### Problem requirements
In the listing below, pick out lines with "xlabel".

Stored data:
··········

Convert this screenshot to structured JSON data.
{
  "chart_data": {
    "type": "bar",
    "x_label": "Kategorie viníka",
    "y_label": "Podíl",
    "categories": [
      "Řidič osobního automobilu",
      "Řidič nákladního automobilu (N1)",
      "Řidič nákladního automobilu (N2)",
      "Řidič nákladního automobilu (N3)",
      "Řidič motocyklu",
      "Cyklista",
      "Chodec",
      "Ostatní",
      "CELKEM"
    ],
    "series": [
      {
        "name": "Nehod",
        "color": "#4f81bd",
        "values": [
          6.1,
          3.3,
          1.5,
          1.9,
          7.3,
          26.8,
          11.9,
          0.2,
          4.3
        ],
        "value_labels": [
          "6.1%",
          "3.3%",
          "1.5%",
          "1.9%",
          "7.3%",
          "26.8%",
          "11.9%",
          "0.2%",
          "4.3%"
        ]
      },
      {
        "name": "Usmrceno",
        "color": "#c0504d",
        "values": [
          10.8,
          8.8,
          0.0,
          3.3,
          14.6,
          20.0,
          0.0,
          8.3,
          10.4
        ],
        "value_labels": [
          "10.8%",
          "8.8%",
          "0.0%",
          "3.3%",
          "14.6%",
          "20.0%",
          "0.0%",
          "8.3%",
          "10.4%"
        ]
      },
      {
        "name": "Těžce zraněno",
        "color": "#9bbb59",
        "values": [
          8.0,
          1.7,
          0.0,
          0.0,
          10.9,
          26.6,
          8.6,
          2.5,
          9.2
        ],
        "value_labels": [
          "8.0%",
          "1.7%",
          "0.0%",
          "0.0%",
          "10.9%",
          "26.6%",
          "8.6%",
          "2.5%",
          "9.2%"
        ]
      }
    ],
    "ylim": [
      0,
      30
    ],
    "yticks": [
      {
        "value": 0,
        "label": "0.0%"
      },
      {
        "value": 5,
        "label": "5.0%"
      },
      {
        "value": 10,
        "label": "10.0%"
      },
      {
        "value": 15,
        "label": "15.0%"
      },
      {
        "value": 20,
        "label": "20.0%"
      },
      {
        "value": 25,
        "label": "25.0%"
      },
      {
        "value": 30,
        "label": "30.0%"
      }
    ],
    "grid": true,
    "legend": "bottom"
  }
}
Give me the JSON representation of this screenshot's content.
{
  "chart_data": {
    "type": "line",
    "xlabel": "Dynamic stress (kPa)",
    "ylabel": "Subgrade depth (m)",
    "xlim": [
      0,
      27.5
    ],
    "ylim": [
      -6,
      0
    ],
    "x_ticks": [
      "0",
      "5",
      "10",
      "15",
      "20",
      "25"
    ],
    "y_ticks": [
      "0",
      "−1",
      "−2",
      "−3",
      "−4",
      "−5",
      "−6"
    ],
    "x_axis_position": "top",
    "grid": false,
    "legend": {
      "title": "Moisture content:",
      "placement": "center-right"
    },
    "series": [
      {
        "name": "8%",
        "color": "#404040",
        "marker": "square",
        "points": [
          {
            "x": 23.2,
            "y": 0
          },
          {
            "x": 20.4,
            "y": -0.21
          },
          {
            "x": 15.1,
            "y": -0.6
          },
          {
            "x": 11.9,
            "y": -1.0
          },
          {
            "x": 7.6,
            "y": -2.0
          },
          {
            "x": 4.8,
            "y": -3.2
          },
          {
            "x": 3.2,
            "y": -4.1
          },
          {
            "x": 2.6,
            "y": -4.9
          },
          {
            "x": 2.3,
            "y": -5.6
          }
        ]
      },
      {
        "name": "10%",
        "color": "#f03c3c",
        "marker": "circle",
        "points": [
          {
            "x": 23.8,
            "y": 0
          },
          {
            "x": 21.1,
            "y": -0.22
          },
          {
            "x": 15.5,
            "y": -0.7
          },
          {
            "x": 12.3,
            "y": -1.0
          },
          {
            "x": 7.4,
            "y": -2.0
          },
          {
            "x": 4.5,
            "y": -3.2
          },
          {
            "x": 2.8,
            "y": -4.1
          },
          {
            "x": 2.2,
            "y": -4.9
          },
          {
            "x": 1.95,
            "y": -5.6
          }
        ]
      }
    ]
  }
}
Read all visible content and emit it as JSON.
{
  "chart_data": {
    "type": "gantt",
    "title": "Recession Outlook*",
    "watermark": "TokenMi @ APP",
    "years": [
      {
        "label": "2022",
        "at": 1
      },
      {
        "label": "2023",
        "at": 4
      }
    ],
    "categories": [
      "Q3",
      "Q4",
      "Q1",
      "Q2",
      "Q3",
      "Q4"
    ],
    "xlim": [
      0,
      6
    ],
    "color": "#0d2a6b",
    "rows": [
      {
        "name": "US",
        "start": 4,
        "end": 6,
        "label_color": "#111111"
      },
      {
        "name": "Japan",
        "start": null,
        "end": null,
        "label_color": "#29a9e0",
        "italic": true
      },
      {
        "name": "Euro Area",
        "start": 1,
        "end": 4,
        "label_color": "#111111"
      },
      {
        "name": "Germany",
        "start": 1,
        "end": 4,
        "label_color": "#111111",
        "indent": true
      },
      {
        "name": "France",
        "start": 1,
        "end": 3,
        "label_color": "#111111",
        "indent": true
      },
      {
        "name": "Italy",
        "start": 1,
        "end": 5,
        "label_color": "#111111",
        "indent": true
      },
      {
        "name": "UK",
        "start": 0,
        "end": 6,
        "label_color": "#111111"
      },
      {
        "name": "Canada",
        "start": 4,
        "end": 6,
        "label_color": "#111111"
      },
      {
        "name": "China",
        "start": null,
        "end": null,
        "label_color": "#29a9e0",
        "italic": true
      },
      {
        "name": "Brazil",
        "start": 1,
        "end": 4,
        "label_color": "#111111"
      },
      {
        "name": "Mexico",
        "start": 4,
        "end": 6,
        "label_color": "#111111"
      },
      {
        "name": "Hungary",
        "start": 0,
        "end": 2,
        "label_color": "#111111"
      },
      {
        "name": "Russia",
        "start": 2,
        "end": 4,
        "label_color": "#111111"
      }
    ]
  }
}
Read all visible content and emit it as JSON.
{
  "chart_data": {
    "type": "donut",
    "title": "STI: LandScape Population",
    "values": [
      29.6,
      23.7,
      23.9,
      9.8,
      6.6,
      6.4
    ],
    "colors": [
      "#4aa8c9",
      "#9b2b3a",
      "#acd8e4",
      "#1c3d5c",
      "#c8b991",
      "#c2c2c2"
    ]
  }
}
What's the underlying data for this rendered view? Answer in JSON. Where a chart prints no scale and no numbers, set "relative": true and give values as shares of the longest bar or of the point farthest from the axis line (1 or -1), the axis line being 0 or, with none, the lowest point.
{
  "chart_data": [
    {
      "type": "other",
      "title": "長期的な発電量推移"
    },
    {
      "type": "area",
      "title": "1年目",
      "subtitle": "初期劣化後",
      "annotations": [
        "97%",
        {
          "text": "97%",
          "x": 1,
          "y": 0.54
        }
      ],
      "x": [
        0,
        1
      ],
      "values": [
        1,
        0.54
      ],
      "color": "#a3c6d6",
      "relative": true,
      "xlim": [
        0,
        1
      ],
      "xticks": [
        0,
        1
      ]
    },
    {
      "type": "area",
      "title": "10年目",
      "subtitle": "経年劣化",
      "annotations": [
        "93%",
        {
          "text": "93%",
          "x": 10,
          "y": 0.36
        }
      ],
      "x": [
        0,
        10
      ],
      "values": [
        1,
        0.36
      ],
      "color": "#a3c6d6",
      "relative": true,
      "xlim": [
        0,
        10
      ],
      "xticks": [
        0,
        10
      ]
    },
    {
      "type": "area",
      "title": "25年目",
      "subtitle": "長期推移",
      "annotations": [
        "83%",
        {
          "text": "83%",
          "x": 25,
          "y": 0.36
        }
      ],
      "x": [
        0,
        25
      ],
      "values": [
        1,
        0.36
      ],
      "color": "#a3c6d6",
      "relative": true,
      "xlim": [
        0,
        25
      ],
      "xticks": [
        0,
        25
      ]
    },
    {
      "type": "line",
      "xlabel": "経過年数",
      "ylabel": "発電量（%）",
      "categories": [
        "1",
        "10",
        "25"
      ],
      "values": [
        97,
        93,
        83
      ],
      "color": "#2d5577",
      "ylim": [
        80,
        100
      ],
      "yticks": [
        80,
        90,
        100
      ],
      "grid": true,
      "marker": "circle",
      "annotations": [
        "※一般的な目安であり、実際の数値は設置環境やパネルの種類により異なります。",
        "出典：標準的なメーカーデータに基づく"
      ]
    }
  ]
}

··········

### The output
    "xlabel": "Dynamic stress (kPa)",
      "xlabel": "経過年数",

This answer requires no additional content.